* Problem details: Repeat the listing in full, preserving every character.

* Data entries:
----------
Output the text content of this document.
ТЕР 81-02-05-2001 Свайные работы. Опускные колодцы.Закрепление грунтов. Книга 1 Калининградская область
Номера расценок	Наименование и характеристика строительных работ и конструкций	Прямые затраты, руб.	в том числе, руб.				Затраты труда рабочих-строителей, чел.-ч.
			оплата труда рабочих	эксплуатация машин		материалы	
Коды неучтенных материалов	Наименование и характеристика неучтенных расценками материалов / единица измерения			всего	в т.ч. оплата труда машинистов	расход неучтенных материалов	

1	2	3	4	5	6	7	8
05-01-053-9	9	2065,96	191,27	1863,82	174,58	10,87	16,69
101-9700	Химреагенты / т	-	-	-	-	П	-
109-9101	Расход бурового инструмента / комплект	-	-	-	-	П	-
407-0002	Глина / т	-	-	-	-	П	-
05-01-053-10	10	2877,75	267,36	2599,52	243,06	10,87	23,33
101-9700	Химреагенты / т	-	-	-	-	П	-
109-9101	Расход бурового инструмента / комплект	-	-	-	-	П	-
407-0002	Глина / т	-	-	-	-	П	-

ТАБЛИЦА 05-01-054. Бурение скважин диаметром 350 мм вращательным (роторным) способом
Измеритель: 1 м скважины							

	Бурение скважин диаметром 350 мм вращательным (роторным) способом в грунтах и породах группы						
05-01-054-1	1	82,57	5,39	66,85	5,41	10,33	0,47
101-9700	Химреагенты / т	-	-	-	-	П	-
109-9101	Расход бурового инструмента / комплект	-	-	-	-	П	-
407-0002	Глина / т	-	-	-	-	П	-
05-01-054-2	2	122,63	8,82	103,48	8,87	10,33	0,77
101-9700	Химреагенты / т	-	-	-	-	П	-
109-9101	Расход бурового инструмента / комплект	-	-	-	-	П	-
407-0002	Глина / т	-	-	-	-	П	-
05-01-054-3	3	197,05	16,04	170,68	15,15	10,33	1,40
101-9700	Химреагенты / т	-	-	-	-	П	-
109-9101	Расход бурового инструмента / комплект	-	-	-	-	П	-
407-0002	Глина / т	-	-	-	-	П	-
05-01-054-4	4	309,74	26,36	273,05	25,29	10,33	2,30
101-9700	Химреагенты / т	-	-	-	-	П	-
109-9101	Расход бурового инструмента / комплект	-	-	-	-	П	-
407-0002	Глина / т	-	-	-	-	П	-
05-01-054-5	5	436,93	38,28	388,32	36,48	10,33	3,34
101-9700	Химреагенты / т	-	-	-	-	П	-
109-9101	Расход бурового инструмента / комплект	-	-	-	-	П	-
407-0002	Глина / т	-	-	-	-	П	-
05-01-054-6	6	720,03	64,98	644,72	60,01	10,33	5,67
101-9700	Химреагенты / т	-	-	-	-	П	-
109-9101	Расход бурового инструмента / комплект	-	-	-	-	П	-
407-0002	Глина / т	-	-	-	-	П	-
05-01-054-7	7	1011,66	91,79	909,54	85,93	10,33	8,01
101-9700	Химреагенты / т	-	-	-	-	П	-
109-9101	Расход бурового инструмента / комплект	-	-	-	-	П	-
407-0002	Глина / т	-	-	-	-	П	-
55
----------
* Exercise result:
Output the text content of this document.
ТЕР 81-02-05-2001 Свайные работы. Опускные колодцы.Закрепление грунтов. Книга 1 Калининградская область
Номера расценок	Наименование и характеристика строительных работ и конструкций	Прямые затраты, руб.	в том числе, руб.				Затраты труда рабочих-строителей, чел.-ч.
			оплата труда рабочих	эксплуатация машин		материалы	
Коды неучтенных материалов	Наименование и характеристика неучтенных расценками материалов / единица измерения			всего	в т.ч. оплата труда машинистов	расход неучтенных материалов	

1	2	3	4	5	6	7	8
05-01-053-9	9	2065,96	191,27	1863,82	174,58	10,87	16,69
101-9700	Химреагенты / т	-	-	-	-	П	-
109-9101	Расход бурового инструмента / комплект	-	-	-	-	П	-
407-0002	Глина / т	-	-	-	-	П	-
05-01-053-10	10	2877,75	267,36	2599,52	243,06	10,87	23,33
101-9700	Химреагенты / т	-	-	-	-	П	-
109-9101	Расход бурового инструмента / комплект	-	-	-	-	П	-
407-0002	Глина / т	-	-	-	-	П	-

ТАБЛИЦА 05-01-054. Бурение скважин диаметром 350 мм вращательным (роторным) способом
Измеритель: 1 м скважины							

	Бурение скважин диаметром 350 мм вращательным (роторным) способом в грунтах и породах группы						
05-01-054-1	1	82,57	5,39	66,85	5,41	10,33	0,47
101-9700	Химреагенты / т	-	-	-	-	П	-
109-9101	Расход бурового инструмента / комплект	-	-	-	-	П	-
407-0002	Глина / т	-	-	-	-	П	-
05-01-054-2	2	122,63	8,82	103,48	8,87	10,33	0,77
101-9700	Химреагенты / т	-	-	-	-	П	-
109-9101	Расход бурового инструмента / комплект	-	-	-	-	П	-
407-0002	Глина / т	-	-	-	-	П	-
05-01-054-3	3	197,05	16,04	170,68	15,15	10,33	1,40
101-9700	Химреагенты / т	-	-	-	-	П	-
109-9101	Расход бурового инструмента / комплект	-	-	-	-	П	-
407-0002	Глина / т	-	-	-	-	П	-
05-01-054-4	4	309,74	26,36	273,05	25,29	10,33	2,30
101-9700	Химреагенты / т	-	-	-	-	П	-
109-9101	Расход бурового инструмента / комплект	-	-	-	-	П	-
407-0002	Глина / т	-	-	-	-	П	-
05-01-054-5	5	436,93	38,28	388,32	36,48	10,33	3,34
101-9700	Химреагенты / т	-	-	-	-	П	-
109-9101	Расход бурового инструмента / комплект	-	-	-	-	П	-
407-0002	Глина / т	-	-	-	-	П	-
05-01-054-6	6	720,03	64,98	644,72	60,01	10,33	5,67
101-9700	Химреагенты / т	-	-	-	-	П	-
109-9101	Расход бурового инструмента / комплект	-	-	-	-	П	-
407-0002	Глина / т	-	-	-	-	П	-
05-01-054-7	7	1011,66	91,79	909,54	85,93	10,33	8,01
101-9700	Химреагенты / т	-	-	-	-	П	-
109-9101	Расход бурового инструмента / комплект	-	-	-	-	П	-
407-0002	Глина / т	-	-	-	-	П	-
55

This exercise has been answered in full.